- _Given request_
Quote the lines from the line holding "Read out every word on this page." to the very end of the listing, exactly, and no others.

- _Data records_
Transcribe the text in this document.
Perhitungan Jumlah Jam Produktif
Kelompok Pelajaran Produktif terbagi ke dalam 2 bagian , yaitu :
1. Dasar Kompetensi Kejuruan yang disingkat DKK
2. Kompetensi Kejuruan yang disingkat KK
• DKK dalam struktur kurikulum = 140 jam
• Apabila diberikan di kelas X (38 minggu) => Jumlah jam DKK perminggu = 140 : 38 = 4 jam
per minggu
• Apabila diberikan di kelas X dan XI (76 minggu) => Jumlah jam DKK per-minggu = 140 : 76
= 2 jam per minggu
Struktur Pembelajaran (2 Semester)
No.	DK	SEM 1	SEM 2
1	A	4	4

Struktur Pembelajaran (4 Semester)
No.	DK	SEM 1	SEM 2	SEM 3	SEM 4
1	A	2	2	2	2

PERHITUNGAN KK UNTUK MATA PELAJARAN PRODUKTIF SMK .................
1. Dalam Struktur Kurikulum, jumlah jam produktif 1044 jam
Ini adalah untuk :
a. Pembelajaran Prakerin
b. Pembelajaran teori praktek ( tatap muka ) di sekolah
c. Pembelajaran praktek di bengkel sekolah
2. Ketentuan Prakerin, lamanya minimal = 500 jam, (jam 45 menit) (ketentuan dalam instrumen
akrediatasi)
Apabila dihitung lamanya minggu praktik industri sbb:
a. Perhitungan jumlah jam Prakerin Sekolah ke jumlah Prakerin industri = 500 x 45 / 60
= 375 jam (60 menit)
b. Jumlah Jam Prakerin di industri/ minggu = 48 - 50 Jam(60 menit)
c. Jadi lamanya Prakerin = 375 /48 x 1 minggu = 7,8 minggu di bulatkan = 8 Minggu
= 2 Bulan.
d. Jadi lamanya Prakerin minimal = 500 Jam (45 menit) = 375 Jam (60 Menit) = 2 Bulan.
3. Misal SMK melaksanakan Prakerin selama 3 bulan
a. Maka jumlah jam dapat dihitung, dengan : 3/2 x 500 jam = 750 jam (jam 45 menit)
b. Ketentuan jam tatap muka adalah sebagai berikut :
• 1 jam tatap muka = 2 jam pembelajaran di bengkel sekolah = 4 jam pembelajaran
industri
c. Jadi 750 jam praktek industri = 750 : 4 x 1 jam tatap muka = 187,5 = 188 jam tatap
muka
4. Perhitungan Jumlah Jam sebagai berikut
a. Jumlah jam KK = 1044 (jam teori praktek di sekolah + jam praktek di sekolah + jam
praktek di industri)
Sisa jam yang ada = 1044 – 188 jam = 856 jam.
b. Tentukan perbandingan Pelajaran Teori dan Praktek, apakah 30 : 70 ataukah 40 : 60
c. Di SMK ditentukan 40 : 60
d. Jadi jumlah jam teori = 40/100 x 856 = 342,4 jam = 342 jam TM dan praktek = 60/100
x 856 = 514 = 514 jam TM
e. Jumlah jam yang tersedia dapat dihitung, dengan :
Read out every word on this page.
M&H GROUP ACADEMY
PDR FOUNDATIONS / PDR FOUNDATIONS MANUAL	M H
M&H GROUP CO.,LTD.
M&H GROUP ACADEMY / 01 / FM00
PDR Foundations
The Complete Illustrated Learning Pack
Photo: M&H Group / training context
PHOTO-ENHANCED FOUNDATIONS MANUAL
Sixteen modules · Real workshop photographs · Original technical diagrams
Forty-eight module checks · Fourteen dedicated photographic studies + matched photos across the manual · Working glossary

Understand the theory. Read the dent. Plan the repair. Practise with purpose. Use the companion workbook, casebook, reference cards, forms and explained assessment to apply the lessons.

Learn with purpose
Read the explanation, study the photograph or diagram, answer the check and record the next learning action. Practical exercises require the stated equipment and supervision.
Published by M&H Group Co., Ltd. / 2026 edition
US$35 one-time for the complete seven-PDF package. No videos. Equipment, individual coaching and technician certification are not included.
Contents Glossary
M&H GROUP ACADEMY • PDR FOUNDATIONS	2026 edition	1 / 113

- _Complete output_
Read out every word on this page.
M&H GROUP ACADEMY
PDR FOUNDATIONS / PDR FOUNDATIONS MANUAL	M H
M&H GROUP CO.,LTD.
M&H GROUP ACADEMY / 01 / FM00
PDR Foundations
The Complete Illustrated Learning Pack
Photo: M&H Group / training context
PHOTO-ENHANCED FOUNDATIONS MANUAL
Sixteen modules · Real workshop photographs · Original technical diagrams
Forty-eight module checks · Fourteen dedicated photographic studies + matched photos across the manual · Working glossary

Understand the theory. Read the dent. Plan the repair. Practise with purpose. Use the companion workbook, casebook, reference cards, forms and explained assessment to apply the lessons.

Learn with purpose
Read the explanation, study the photograph or diagram, answer the check and record the next learning action. Practical exercises require the stated equipment and supervision.
Published by M&H Group Co., Ltd. / 2026 edition
US$35 one-time for the complete seven-PDF package. No videos. Equipment, individual coaching and technician certification are not included.
Contents Glossary
M&H GROUP ACADEMY • PDR FOUNDATIONS	2026 edition	1 / 113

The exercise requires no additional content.